[Figure record extracts]
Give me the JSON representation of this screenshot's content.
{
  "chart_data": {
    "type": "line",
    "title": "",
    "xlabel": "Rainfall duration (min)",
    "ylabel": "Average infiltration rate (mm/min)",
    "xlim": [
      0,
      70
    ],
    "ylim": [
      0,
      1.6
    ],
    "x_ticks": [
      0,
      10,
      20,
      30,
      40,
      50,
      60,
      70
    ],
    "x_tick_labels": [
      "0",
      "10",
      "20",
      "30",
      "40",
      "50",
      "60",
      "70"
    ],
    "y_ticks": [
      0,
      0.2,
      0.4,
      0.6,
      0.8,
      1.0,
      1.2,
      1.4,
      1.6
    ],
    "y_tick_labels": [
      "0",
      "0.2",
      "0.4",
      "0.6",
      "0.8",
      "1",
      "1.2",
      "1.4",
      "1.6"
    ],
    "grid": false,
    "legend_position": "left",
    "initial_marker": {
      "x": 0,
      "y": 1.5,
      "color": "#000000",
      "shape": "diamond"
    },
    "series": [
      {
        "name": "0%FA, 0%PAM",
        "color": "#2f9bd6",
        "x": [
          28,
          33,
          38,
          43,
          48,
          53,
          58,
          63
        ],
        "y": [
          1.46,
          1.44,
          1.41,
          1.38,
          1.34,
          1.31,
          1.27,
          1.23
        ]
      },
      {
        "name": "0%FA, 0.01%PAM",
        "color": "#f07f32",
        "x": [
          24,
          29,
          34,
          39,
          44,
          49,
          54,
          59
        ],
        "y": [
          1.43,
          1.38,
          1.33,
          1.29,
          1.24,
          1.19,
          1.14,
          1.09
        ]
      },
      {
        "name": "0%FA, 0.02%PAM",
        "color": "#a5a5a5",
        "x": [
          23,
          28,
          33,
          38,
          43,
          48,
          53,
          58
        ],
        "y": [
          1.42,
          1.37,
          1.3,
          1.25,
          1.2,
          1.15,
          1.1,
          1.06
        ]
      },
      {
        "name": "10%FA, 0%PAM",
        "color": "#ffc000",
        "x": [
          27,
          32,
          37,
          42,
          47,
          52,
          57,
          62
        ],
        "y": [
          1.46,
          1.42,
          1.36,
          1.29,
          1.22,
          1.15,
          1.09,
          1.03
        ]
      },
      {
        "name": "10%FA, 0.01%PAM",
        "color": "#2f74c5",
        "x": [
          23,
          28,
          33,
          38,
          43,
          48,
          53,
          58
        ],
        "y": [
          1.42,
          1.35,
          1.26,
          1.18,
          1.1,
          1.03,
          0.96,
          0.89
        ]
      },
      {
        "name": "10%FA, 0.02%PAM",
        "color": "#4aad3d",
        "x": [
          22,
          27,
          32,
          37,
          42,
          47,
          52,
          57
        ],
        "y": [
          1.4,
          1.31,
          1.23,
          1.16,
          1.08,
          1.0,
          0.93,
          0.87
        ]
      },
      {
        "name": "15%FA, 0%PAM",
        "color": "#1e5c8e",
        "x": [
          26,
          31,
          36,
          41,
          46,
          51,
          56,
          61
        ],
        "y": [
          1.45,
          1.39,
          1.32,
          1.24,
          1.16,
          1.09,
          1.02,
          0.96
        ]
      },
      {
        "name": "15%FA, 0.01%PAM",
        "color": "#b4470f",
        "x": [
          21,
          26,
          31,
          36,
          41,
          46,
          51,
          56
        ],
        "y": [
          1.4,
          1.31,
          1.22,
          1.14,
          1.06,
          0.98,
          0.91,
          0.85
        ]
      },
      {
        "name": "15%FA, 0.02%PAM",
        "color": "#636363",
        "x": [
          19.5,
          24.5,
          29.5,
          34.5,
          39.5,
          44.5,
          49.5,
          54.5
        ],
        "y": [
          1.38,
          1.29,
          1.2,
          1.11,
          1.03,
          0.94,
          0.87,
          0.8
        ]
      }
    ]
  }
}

## THE PROBLEM
Would you give the material above again, complete and exact?

## TASK SOLUTION
Give me the JSON representation of this screenshot's content.
{
  "chart_data": {
    "type": "line",
    "title": "",
    "xlabel": "Rainfall duration (min)",
    "ylabel": "Average infiltration rate (mm/min)",
    "xlim": [
      0,
      70
    ],
    "ylim": [
      0,
      1.6
    ],
    "x_ticks": [
      0,
      10,
      20,
      30,
      40,
      50,
      60,
      70
    ],
    "x_tick_labels": [
      "0",
      "10",
      "20",
      "30",
      "40",
      "50",
      "60",
      "70"
    ],
    "y_ticks": [
      0,
      0.2,
      0.4,
      0.6,
      0.8,
      1.0,
      1.2,
      1.4,
      1.6
    ],
    "y_tick_labels": [
      "0",
      "0.2",
      "0.4",
      "0.6",
      "0.8",
      "1",
      "1.2",
      "1.4",
      "1.6"
    ],
    "grid": false,
    "legend_position": "left",
    "initial_marker": {
      "x": 0,
      "y": 1.5,
      "color": "#000000",
      "shape": "diamond"
    },
    "series": [
      {
        "name": "0%FA, 0%PAM",
        "color": "#2f9bd6",
        "x": [
          28,
          33,
          38,
          43,
          48,
          53,
          58,
          63
        ],
        "y": [
          1.46,
          1.44,
          1.41,
          1.38,
          1.34,
          1.31,
          1.27,
          1.23
        ]
      },
      {
        "name": "0%FA, 0.01%PAM",
        "color": "#f07f32",
        "x": [
          24,
          29,
          34,
          39,
          44,
          49,
          54,
          59
        ],
        "y": [
          1.43,
          1.38,
          1.33,
          1.29,
          1.24,
          1.19,
          1.14,
          1.09
        ]
      },
      {
        "name": "0%FA, 0.02%PAM",
        "color": "#a5a5a5",
        "x": [
          23,
          28,
          33,
          38,
          43,
          48,
          53,
          58
        ],
        "y": [
          1.42,
          1.37,
          1.3,
          1.25,
          1.2,
          1.15,
          1.1,
          1.06
        ]
      },
      {
        "name": "10%FA, 0%PAM",
        "color": "#ffc000",
        "x": [
          27,
          32,
          37,
          42,
          47,
          52,
          57,
          62
        ],
        "y": [
          1.46,
          1.42,
          1.36,
          1.29,
          1.22,
          1.15,
          1.09,
          1.03
        ]
      },
      {
        "name": "10%FA, 0.01%PAM",
        "color": "#2f74c5",
        "x": [
          23,
          28,
          33,
          38,
          43,
          48,
          53,
          58
        ],
        "y": [
          1.42,
          1.35,
          1.26,
          1.18,
          1.1,
          1.03,
          0.96,
          0.89
        ]
      },
      {
        "name": "10%FA, 0.02%PAM",
        "color": "#4aad3d",
        "x": [
          22,
          27,
          32,
          37,
          42,
          47,
          52,
          57
        ],
        "y": [
          1.4,
          1.31,
          1.23,
          1.16,
          1.08,
          1.0,
          0.93,
          0.87
        ]
      },
      {
        "name": "15%FA, 0%PAM",
        "color": "#1e5c8e",
        "x": [
          26,
          31,
          36,
          41,
          46,
          51,
          56,
          61
        ],
        "y": [
          1.45,
          1.39,
          1.32,
          1.24,
          1.16,
          1.09,
          1.02,
          0.96
        ]
      },
      {
        "name": "15%FA, 0.01%PAM",
        "color": "#b4470f",
        "x": [
          21,
          26,
          31,
          36,
          41,
          46,
          51,
          56
        ],
        "y": [
          1.4,
          1.31,
          1.22,
          1.14,
          1.06,
          0.98,
          0.91,
          0.85
        ]
      },
      {
        "name": "15%FA, 0.02%PAM",
        "color": "#636363",
        "x": [
          19.5,
          24.5,
          29.5,
          34.5,
          39.5,
          44.5,
          49.5,
          54.5
        ],
        "y": [
          1.38,
          1.29,
          1.2,
          1.11,
          1.03,
          0.94,
          0.87,
          0.8
        ]
      }
    ]
  }
}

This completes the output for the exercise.